= Material to process =
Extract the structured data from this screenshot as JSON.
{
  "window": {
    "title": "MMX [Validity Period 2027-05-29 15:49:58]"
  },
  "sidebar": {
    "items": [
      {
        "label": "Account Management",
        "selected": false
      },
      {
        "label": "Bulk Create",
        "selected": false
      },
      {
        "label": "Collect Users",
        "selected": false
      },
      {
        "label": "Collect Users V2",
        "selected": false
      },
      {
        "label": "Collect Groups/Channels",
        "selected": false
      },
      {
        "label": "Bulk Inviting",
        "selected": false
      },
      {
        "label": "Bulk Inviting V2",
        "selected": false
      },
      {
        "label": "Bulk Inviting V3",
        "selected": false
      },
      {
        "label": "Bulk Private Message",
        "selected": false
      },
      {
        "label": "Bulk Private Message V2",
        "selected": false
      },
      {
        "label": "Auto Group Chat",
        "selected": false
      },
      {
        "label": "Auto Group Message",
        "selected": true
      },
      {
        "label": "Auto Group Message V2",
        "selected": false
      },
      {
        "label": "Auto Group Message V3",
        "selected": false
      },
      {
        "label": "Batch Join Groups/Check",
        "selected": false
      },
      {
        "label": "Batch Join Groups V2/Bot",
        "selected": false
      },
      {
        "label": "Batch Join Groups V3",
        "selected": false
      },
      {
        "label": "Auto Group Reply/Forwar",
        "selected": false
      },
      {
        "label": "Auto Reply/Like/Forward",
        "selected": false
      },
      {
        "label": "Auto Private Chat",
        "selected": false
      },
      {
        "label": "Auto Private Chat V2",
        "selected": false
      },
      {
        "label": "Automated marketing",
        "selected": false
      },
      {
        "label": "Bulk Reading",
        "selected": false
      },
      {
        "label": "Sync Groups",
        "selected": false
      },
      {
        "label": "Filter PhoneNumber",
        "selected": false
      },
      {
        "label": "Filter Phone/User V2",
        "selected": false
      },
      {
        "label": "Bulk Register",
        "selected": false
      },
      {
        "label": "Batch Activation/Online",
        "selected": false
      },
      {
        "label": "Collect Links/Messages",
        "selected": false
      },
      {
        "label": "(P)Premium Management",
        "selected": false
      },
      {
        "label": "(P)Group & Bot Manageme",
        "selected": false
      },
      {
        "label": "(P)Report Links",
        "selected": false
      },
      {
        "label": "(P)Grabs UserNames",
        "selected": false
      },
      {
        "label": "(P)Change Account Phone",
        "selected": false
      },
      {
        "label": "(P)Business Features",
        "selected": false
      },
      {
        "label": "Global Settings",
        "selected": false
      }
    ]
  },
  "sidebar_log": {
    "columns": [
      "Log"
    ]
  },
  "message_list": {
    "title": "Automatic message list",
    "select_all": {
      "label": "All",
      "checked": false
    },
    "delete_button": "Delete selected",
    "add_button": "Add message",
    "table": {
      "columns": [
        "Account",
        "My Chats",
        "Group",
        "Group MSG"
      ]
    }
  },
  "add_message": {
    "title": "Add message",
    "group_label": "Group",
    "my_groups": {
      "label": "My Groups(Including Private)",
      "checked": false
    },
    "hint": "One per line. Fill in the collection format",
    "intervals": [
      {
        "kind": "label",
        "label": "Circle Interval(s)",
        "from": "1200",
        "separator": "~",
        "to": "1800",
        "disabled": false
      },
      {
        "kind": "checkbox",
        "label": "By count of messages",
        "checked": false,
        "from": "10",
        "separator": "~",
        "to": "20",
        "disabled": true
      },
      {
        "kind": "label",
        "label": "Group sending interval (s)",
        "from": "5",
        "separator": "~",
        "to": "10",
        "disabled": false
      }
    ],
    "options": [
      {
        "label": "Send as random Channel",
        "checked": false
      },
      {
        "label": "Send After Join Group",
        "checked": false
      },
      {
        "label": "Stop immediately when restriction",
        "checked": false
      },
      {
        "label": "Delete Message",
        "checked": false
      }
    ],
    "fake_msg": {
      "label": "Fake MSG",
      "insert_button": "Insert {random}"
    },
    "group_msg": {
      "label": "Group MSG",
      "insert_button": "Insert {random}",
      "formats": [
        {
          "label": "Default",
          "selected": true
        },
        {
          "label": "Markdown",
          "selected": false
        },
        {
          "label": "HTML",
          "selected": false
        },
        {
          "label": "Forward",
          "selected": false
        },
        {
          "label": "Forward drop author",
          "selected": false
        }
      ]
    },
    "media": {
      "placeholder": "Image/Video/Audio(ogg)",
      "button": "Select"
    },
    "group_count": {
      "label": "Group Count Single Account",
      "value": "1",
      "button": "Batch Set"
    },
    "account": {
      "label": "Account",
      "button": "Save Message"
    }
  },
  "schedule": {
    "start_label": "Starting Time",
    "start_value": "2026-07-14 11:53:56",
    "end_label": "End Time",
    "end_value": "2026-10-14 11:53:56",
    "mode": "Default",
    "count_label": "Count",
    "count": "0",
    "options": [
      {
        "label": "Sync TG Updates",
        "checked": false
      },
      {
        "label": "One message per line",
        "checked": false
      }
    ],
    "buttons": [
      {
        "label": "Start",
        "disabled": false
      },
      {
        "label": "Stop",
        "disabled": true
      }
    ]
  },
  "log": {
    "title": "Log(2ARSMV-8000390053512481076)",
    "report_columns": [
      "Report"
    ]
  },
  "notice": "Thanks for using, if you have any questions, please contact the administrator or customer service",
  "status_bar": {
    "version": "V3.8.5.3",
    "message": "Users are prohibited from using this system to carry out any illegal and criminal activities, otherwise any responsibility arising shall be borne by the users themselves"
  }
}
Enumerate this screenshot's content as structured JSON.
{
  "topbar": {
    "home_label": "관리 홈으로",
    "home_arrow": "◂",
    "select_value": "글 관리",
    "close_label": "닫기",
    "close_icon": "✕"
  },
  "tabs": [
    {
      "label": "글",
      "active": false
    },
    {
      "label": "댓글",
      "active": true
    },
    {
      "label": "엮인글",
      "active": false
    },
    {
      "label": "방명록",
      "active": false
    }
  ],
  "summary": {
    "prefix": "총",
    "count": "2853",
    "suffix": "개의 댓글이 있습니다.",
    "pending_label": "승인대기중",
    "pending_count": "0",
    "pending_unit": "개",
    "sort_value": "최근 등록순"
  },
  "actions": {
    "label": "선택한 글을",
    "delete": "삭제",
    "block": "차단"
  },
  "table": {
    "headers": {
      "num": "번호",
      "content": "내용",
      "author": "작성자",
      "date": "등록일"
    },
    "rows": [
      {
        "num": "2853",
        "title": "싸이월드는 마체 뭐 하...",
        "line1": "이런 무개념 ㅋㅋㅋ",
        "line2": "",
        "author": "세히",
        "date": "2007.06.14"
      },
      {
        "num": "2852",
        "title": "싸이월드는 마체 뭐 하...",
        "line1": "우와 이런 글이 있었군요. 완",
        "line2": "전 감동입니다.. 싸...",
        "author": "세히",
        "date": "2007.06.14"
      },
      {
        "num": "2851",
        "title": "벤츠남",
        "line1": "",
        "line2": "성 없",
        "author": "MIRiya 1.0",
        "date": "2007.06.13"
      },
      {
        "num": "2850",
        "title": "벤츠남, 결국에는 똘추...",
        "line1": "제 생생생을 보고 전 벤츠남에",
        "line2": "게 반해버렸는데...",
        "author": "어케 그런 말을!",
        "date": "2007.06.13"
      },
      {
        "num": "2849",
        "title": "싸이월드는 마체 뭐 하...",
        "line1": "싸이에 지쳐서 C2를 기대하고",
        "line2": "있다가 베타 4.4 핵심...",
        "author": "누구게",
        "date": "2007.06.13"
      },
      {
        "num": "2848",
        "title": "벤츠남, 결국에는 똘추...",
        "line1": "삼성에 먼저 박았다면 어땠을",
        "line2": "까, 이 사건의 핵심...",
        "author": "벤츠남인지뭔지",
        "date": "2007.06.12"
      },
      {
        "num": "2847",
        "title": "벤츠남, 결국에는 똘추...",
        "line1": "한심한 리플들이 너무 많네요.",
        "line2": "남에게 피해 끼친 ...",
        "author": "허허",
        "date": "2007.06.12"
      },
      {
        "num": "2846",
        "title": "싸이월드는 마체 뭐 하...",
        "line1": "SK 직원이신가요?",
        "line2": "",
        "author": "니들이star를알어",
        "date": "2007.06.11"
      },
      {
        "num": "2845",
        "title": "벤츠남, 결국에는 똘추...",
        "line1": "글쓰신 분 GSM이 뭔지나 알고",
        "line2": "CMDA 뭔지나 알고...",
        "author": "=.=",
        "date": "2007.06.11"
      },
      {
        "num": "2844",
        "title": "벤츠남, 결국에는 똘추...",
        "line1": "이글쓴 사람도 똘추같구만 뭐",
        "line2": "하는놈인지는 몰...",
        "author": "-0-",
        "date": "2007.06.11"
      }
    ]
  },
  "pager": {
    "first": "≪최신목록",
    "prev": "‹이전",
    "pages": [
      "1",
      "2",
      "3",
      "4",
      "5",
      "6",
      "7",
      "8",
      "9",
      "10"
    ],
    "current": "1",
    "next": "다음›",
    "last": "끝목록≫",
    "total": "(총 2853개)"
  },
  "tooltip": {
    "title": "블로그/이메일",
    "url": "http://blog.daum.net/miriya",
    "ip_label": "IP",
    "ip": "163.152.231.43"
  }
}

= Given task =
Search the lines above for the string "Management", then show every one that has it.

= Complete answer =
        "label": "Account Management",
        "label": "(P)Premium Management",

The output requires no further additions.